## Your task
Each line from the one that contains "Output a JSON object describing" to the end of the material must be set down exactly, and no line before it.

## The records
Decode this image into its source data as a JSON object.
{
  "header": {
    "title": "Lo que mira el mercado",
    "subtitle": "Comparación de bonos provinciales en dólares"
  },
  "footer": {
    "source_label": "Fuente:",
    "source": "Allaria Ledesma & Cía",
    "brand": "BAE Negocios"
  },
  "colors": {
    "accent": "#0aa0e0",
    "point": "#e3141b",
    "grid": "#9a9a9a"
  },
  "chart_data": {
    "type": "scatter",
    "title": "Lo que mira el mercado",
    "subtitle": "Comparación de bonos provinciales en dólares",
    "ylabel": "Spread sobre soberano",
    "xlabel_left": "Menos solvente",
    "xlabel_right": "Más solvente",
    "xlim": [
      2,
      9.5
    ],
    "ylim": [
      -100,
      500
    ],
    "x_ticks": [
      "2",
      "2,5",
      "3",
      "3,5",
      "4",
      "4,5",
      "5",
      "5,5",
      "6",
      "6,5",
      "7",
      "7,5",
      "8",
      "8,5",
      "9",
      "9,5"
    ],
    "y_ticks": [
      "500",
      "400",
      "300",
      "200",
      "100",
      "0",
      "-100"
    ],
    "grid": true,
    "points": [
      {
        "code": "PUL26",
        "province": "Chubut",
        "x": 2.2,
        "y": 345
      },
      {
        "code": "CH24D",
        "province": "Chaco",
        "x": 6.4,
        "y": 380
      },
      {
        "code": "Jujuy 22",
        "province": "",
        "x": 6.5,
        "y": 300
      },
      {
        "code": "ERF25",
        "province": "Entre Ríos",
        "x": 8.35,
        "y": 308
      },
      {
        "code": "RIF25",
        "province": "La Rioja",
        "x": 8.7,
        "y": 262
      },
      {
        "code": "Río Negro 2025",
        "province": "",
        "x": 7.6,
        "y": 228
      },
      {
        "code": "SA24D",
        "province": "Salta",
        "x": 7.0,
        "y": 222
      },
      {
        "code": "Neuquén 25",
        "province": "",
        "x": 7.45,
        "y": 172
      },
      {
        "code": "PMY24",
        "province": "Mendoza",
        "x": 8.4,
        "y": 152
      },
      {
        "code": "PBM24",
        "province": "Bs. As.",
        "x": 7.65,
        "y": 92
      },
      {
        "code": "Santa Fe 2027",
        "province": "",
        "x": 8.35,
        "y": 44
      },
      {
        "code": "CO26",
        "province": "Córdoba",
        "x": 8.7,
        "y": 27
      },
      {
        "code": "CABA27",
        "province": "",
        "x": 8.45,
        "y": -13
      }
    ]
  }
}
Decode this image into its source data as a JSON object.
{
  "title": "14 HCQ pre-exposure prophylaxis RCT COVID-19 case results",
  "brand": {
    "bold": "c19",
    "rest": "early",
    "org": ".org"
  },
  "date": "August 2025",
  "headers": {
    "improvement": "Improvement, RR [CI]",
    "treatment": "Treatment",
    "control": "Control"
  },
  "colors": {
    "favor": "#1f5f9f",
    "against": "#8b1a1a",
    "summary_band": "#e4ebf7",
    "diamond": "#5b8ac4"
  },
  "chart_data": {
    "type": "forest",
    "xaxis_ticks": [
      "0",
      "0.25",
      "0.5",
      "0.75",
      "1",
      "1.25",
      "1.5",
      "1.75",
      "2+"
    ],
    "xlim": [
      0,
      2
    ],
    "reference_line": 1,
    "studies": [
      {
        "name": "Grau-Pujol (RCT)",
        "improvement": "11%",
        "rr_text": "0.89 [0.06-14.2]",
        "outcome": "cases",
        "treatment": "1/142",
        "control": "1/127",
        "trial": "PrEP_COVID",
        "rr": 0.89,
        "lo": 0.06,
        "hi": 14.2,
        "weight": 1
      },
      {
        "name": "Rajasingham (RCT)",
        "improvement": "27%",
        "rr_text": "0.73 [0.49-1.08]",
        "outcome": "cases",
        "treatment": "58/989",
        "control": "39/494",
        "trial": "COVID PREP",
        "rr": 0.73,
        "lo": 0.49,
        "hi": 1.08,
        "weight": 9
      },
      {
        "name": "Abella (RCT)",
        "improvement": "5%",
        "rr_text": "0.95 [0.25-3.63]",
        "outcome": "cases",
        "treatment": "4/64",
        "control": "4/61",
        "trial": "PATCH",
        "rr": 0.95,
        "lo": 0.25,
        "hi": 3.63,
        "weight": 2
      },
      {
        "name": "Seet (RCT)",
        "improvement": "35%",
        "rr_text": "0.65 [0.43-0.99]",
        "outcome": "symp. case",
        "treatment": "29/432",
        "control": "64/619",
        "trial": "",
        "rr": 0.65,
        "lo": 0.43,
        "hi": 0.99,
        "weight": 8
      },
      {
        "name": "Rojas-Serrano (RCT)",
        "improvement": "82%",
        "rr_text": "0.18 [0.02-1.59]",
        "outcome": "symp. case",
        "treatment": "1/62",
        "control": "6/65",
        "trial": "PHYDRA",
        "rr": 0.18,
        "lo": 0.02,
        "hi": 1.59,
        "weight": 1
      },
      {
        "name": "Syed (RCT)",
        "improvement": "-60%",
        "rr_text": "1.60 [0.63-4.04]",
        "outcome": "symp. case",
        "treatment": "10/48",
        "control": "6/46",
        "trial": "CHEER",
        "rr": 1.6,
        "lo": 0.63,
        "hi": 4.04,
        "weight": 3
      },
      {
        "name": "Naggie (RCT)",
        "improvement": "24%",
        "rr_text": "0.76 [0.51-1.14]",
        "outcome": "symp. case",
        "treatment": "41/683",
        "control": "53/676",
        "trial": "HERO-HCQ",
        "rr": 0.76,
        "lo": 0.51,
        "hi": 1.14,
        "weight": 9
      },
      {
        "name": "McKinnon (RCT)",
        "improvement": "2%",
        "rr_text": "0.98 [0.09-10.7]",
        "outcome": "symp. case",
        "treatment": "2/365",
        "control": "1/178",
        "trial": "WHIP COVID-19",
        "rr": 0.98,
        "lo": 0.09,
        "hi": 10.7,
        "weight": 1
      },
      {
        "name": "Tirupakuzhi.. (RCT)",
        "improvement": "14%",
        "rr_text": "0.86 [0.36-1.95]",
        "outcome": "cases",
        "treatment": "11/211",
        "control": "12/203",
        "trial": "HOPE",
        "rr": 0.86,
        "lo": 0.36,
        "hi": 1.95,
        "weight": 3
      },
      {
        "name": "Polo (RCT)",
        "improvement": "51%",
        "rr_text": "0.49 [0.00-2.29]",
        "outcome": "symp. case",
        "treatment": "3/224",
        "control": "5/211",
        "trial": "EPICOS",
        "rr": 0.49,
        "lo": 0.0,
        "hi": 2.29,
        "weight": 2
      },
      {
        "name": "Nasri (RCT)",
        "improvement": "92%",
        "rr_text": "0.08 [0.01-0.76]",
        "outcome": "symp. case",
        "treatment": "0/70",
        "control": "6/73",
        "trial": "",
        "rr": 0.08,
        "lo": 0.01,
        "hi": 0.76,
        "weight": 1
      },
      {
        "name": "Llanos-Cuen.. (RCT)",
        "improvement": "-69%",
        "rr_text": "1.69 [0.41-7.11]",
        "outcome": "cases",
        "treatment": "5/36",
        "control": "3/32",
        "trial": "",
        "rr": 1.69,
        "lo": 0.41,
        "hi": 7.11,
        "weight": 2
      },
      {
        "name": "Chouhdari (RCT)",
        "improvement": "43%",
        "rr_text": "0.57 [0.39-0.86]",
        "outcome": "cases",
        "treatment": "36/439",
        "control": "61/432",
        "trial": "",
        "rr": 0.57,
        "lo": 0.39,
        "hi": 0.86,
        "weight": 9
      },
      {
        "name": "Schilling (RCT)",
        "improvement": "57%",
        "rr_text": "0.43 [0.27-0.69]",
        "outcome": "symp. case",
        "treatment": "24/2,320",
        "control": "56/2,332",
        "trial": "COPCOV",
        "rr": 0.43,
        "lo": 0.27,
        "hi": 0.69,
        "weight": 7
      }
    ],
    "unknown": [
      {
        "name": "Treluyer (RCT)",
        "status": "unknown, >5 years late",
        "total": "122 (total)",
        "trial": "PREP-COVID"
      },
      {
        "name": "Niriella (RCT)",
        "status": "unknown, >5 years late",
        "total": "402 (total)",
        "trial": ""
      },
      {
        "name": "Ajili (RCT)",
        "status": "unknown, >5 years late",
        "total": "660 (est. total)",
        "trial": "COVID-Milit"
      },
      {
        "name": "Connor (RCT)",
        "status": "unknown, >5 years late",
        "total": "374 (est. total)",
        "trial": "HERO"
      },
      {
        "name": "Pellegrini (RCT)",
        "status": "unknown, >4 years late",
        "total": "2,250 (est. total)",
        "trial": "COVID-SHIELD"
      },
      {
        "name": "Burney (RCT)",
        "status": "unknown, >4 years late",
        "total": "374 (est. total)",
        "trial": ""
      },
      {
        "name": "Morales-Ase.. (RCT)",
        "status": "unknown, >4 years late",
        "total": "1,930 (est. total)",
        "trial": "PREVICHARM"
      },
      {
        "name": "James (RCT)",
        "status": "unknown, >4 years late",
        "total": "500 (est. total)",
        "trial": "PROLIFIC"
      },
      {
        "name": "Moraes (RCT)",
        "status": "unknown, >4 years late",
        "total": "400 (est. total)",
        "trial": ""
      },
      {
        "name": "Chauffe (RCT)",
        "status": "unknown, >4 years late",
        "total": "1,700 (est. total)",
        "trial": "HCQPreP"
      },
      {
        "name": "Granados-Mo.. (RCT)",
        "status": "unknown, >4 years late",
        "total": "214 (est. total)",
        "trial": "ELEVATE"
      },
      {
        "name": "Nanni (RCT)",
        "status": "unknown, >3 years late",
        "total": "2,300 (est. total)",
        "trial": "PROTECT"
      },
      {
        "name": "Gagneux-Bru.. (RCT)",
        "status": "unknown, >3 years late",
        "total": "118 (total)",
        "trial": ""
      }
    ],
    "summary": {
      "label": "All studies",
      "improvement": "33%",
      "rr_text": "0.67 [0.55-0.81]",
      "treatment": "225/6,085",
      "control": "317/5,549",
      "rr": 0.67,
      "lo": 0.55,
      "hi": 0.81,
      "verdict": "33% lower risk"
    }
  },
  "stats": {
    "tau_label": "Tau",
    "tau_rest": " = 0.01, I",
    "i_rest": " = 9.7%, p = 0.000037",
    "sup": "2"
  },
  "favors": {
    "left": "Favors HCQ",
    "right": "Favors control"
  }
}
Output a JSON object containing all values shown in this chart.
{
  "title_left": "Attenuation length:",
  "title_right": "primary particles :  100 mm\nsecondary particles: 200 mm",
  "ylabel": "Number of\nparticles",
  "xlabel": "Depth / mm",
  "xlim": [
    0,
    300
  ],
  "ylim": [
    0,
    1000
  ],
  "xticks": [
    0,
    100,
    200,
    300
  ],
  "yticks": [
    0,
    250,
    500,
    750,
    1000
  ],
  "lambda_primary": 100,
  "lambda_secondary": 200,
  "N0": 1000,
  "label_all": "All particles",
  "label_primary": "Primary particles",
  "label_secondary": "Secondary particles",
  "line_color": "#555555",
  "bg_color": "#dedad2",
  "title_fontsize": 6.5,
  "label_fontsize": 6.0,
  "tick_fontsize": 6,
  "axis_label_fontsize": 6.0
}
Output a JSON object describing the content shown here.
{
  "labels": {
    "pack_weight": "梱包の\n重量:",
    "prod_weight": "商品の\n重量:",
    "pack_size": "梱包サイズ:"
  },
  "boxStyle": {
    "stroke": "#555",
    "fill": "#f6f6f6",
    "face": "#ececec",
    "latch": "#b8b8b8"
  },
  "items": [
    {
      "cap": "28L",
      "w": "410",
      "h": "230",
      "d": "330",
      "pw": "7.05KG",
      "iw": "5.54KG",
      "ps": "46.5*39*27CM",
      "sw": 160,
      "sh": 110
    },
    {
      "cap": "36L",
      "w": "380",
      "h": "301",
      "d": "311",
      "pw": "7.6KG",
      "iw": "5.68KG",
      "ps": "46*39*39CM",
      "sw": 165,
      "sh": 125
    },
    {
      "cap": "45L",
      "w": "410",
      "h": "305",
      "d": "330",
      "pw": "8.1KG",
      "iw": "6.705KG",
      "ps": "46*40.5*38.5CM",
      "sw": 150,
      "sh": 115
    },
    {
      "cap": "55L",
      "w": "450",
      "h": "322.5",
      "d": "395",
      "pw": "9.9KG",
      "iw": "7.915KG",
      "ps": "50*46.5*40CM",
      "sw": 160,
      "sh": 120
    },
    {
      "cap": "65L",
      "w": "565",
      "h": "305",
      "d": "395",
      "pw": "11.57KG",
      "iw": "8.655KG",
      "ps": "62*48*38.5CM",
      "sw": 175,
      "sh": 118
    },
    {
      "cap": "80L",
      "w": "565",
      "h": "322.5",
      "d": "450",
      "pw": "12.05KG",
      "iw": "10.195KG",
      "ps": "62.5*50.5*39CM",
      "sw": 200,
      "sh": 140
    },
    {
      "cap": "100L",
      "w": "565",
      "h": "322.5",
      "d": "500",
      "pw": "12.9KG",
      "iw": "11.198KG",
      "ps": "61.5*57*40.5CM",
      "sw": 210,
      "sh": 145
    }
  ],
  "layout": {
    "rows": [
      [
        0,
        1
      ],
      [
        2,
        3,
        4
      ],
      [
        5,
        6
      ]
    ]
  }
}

## Response
Output a JSON object describing the content shown here.
{
  "labels": {
    "pack_weight": "梱包の\n重量:",
    "prod_weight": "商品の\n重量:",
    "pack_size": "梱包サイズ:"
  },
  "boxStyle": {
    "stroke": "#555",
    "fill": "#f6f6f6",
    "face": "#ececec",
    "latch": "#b8b8b8"
  },
  "items": [
    {
      "cap": "28L",
      "w": "410",
      "h": "230",
      "d": "330",
      "pw": "7.05KG",
      "iw": "5.54KG",
      "ps": "46.5*39*27CM",
      "sw": 160,
      "sh": 110
    },
    {
      "cap": "36L",
      "w": "380",
      "h": "301",
      "d": "311",
      "pw": "7.6KG",
      "iw": "5.68KG",
      "ps": "46*39*39CM",
      "sw": 165,
      "sh": 125
    },
    {
      "cap": "45L",
      "w": "410",
      "h": "305",
      "d": "330",
      "pw": "8.1KG",
      "iw": "6.705KG",
      "ps": "46*40.5*38.5CM",
      "sw": 150,
      "sh": 115
    },
    {
      "cap": "55L",
      "w": "450",
      "h": "322.5",
      "d": "395",
      "pw": "9.9KG",
      "iw": "7.915KG",
      "ps": "50*46.5*40CM",
      "sw": 160,
      "sh": 120
    },
    {
      "cap": "65L",
      "w": "565",
      "h": "305",
      "d": "395",
      "pw": "11.57KG",
      "iw": "8.655KG",
      "ps": "62*48*38.5CM",
      "sw": 175,
      "sh": 118
    },
    {
      "cap": "80L",
      "w": "565",
      "h": "322.5",
      "d": "450",
      "pw": "12.05KG",
      "iw": "10.195KG",
      "ps": "62.5*50.5*39CM",
      "sw": 200,
      "sh": 140
    },
    {
      "cap": "100L",
      "w": "565",
      "h": "322.5",
      "d": "500",
      "pw": "12.9KG",
      "iw": "11.198KG",
      "ps": "61.5*57*40.5CM",
      "sw": 210,
      "sh": 145
    }
  ],
  "layout": {
    "rows": [
      [
        0,
        1
      ],
      [
        2,
        3,
        4
      ],
      [
        5,
        6
      ]
    ]
  }
}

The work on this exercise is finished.